Find all the lines with "metric" and gather them.

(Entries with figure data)
========================================
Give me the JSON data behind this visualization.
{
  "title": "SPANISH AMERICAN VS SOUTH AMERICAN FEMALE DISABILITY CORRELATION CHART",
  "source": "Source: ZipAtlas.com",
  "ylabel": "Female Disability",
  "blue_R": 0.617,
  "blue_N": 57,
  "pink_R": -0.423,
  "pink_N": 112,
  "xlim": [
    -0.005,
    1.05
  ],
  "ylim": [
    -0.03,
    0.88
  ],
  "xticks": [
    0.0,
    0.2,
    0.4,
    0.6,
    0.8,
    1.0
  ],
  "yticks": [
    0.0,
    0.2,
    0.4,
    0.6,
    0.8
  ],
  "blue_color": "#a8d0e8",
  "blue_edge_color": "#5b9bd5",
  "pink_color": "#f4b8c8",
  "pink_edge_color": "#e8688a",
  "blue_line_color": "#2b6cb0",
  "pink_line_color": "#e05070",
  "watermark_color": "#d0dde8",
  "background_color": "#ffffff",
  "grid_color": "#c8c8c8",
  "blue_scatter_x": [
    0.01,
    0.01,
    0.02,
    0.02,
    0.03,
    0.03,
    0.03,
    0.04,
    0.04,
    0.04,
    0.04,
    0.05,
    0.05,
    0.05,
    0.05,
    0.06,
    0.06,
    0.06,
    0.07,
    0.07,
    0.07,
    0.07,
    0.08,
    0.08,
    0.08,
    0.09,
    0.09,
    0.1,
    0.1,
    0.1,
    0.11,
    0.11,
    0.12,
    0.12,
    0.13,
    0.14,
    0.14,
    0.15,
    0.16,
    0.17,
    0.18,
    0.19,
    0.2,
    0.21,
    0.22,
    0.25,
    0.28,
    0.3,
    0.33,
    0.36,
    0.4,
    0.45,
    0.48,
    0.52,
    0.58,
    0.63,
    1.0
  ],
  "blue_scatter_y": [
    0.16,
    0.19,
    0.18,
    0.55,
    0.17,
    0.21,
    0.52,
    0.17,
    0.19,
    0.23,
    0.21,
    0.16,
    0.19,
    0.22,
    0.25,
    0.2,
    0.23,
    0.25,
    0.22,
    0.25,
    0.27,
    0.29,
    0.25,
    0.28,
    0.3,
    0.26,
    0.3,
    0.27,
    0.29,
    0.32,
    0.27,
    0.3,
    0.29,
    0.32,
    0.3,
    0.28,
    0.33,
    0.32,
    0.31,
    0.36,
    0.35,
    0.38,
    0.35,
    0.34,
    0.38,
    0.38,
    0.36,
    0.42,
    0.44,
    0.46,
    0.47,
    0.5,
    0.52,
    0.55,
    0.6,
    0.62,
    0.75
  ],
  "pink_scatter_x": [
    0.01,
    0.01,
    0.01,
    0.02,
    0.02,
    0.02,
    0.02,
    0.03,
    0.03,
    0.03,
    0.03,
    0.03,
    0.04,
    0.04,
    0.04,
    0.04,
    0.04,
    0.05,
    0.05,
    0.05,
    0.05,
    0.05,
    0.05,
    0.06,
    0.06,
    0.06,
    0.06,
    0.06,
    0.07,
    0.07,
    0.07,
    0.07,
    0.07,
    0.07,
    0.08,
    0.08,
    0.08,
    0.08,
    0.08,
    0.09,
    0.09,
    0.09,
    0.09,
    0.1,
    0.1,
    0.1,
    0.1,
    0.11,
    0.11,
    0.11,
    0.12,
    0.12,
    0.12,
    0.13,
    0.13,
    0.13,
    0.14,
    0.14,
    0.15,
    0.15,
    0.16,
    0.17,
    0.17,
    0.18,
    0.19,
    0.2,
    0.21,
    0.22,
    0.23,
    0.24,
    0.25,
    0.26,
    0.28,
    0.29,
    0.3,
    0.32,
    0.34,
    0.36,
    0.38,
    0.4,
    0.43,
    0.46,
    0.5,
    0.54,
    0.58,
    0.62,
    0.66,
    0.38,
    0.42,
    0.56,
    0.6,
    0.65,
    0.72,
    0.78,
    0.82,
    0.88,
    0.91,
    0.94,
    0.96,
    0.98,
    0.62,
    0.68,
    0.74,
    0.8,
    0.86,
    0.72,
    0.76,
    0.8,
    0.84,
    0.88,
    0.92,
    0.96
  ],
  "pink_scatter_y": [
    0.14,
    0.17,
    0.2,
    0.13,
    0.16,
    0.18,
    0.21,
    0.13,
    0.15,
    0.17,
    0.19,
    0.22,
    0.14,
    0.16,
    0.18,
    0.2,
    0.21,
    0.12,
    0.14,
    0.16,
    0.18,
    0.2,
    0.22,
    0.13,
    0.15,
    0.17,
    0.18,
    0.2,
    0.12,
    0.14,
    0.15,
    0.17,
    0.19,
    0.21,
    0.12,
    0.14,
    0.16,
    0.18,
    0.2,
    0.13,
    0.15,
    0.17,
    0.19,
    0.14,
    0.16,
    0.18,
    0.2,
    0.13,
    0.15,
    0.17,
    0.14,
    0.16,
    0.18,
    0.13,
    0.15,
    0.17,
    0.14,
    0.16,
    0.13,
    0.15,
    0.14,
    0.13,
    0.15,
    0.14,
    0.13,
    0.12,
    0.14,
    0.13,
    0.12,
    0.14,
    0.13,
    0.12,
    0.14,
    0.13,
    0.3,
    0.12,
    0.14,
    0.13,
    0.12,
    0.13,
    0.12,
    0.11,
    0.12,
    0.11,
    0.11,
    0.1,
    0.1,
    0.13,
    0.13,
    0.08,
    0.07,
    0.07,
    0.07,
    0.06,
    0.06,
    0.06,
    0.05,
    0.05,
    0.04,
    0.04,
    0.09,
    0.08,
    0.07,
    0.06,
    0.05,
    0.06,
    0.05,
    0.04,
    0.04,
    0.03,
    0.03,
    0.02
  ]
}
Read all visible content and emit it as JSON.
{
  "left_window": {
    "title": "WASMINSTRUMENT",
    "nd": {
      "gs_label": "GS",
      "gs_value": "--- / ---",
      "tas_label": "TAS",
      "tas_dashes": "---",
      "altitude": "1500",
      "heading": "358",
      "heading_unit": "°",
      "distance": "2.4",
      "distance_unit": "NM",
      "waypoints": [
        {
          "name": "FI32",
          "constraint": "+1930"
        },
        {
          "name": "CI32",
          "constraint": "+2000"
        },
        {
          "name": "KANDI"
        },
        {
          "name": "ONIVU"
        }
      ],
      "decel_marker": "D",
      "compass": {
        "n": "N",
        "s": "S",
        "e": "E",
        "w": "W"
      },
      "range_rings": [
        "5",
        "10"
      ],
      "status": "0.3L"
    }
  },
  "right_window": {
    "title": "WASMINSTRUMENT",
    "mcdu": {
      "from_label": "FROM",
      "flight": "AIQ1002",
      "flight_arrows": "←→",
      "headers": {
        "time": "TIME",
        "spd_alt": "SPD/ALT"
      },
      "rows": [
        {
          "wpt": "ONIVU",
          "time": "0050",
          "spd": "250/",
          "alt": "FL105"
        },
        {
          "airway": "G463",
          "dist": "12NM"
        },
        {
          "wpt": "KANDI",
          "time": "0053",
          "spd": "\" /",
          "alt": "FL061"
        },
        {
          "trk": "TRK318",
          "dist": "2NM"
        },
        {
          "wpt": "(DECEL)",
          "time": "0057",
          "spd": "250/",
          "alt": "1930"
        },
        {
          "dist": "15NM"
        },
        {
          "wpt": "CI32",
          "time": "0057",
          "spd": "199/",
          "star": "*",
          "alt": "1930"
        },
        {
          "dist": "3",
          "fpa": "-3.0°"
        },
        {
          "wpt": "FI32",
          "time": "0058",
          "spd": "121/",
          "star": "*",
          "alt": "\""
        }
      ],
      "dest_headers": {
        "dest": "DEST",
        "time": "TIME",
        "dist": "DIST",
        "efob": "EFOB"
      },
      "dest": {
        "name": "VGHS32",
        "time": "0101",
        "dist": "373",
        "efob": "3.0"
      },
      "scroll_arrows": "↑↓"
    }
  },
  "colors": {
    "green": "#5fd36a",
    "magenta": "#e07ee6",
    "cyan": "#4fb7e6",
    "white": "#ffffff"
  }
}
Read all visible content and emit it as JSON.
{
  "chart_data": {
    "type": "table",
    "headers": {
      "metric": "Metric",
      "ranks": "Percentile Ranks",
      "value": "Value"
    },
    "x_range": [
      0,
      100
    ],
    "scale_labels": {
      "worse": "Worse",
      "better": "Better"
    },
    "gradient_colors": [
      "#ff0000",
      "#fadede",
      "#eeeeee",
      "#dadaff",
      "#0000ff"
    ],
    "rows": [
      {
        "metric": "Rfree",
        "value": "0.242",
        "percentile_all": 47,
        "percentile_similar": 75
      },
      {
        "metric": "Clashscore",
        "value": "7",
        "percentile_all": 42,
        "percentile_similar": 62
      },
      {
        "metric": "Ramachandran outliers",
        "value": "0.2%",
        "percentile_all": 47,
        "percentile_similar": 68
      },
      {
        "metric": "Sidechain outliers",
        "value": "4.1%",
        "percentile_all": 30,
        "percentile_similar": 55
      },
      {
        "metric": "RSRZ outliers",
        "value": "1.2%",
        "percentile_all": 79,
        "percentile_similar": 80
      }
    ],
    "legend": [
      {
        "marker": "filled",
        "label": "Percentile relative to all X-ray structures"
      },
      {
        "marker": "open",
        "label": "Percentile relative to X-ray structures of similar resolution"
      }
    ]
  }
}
========================================
- [RESULT OF THE TASK]:
      "metric": "Metric",
        "metric": "Rfree",
        "metric": "Clashscore",
        "metric": "Ramachandran outliers",
        "metric": "Sidechain outliers",
        "metric": "RSRZ outliers",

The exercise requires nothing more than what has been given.